**Goal:** Gather all lines containing the string "circle" and copy them out.

Collected data
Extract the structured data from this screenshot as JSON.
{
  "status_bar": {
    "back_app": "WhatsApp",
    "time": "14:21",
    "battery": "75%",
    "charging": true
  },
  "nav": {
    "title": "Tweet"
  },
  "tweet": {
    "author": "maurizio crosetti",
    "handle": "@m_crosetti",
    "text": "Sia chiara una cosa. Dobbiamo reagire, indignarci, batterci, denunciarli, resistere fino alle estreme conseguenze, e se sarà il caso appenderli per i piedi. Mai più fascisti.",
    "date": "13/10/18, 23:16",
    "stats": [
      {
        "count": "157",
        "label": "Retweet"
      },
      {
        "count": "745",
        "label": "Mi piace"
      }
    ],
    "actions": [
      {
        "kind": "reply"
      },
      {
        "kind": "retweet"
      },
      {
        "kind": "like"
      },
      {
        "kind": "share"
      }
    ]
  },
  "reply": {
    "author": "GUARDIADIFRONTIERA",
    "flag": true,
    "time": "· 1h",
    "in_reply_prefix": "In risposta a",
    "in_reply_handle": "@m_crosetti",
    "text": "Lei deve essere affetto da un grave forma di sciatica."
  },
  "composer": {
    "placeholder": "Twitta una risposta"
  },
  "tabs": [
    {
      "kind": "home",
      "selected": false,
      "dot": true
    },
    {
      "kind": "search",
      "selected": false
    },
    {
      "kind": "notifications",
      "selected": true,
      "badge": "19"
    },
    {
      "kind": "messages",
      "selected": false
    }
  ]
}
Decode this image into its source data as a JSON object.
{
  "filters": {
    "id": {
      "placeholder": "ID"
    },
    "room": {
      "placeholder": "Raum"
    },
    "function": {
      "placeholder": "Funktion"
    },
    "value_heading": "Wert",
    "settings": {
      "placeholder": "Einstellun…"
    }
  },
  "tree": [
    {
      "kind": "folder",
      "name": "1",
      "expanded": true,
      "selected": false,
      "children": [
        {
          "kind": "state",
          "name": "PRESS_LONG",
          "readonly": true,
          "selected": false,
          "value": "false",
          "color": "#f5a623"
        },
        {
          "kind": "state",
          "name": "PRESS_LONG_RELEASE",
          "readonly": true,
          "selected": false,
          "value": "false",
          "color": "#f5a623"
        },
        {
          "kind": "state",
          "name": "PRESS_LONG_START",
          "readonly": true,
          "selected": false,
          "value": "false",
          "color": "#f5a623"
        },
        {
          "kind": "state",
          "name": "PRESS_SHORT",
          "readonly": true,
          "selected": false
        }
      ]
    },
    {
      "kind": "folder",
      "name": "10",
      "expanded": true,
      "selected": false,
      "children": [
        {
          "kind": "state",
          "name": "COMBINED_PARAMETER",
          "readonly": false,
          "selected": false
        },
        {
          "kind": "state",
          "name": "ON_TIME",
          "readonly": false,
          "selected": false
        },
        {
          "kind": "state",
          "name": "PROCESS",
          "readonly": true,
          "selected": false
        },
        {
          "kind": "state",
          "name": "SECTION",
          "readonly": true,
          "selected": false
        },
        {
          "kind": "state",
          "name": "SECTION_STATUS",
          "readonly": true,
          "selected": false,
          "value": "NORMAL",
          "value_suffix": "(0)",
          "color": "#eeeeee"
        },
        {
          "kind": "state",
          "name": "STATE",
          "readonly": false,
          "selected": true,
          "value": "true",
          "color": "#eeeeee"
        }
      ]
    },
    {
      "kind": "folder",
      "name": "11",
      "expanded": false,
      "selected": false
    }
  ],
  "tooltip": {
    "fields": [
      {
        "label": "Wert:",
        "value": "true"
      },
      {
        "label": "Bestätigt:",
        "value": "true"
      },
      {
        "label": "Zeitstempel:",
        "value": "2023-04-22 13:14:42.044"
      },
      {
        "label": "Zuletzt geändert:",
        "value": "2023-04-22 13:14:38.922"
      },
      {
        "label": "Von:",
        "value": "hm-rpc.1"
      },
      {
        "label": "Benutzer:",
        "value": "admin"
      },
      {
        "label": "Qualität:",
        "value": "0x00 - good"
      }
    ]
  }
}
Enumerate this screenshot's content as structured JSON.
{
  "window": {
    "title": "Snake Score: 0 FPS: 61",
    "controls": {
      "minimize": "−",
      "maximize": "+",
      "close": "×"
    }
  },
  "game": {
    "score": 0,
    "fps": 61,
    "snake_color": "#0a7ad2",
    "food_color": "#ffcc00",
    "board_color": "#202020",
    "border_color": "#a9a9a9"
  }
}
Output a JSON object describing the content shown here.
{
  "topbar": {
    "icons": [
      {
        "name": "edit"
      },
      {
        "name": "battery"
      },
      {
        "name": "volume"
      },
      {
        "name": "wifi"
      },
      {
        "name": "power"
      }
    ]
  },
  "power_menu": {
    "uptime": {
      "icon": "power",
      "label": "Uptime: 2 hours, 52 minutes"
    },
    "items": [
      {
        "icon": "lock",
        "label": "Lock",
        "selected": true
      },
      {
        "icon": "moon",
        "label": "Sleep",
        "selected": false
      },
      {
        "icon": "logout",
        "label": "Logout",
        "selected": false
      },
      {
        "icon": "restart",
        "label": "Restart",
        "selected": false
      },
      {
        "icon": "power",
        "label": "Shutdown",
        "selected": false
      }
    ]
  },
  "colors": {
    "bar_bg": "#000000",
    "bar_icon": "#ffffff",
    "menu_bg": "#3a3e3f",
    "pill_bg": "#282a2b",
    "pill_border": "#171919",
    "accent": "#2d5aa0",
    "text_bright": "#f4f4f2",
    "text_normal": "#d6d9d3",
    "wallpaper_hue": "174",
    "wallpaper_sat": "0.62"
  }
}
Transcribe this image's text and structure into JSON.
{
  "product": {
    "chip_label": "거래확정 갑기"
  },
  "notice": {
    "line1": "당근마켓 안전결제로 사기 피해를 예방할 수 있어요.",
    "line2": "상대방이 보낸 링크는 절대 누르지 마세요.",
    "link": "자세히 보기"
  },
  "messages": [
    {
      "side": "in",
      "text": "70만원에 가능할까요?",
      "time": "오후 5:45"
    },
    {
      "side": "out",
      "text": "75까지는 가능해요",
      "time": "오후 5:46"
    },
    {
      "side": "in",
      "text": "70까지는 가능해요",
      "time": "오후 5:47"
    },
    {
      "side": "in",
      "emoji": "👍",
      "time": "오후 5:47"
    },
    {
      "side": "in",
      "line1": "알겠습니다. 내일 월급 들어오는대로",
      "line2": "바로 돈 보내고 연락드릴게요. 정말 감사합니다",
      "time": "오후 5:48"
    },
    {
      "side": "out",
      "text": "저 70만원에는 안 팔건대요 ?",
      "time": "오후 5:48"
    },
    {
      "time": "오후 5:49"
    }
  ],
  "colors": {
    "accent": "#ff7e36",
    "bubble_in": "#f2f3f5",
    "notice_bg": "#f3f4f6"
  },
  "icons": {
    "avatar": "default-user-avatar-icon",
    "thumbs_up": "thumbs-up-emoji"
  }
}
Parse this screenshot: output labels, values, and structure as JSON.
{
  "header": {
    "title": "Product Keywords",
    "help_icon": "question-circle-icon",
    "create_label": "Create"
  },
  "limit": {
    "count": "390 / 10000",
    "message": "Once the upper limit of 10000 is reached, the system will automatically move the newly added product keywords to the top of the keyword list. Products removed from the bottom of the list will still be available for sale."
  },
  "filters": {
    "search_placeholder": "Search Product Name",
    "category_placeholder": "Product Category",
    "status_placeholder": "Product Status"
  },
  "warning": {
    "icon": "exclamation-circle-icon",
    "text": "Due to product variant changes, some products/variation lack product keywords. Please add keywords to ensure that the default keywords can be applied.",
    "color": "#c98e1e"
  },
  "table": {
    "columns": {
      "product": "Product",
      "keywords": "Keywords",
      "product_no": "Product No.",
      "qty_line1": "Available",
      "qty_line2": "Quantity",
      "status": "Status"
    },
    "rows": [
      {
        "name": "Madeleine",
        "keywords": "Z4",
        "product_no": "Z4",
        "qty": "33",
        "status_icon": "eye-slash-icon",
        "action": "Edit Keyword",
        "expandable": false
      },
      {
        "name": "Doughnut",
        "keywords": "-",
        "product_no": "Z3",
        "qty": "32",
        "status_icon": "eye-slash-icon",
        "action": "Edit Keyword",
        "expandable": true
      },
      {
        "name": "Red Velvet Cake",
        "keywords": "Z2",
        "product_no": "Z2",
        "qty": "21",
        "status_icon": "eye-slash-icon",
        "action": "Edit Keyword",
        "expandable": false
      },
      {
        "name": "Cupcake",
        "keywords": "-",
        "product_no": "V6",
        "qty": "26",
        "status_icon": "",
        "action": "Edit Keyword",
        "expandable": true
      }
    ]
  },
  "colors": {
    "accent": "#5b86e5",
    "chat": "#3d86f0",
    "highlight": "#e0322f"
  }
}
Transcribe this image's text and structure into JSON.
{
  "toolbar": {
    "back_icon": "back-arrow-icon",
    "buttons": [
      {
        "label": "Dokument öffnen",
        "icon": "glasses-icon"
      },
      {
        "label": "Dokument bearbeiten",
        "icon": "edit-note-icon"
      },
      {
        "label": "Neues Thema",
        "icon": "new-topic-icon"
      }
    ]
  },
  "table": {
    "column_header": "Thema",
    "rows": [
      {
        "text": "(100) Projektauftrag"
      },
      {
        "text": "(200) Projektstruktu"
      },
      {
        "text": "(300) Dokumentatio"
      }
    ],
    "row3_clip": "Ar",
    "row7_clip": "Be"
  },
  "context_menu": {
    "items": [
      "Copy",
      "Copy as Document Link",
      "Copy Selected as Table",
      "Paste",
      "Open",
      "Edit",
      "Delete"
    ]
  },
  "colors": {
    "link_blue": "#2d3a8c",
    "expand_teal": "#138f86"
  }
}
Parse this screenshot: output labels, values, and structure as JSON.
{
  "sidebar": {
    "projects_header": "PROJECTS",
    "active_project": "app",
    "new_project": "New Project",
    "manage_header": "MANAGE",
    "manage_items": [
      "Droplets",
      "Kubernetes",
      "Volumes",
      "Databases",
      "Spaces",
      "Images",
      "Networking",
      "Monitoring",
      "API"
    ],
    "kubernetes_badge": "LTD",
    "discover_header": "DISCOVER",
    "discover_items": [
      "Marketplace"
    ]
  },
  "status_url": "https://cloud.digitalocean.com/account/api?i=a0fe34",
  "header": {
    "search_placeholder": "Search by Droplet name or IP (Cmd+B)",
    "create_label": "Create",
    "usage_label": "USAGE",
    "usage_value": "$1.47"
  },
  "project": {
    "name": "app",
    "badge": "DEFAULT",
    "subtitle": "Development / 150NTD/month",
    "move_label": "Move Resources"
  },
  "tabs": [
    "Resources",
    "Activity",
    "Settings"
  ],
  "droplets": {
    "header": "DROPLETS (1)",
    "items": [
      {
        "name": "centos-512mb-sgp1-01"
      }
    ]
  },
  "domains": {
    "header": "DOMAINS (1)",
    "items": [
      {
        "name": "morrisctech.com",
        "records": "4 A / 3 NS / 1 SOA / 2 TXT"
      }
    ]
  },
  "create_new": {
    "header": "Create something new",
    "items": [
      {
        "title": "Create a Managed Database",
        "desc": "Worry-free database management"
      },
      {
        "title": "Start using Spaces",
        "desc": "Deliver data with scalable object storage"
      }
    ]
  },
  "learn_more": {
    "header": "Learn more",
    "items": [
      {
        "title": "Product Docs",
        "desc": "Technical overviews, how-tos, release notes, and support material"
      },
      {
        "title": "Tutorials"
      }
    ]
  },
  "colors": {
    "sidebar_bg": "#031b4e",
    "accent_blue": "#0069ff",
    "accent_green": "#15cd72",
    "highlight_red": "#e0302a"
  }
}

**Task result:**
    "help_icon": "question-circle-icon",
    "icon": "exclamation-circle-icon",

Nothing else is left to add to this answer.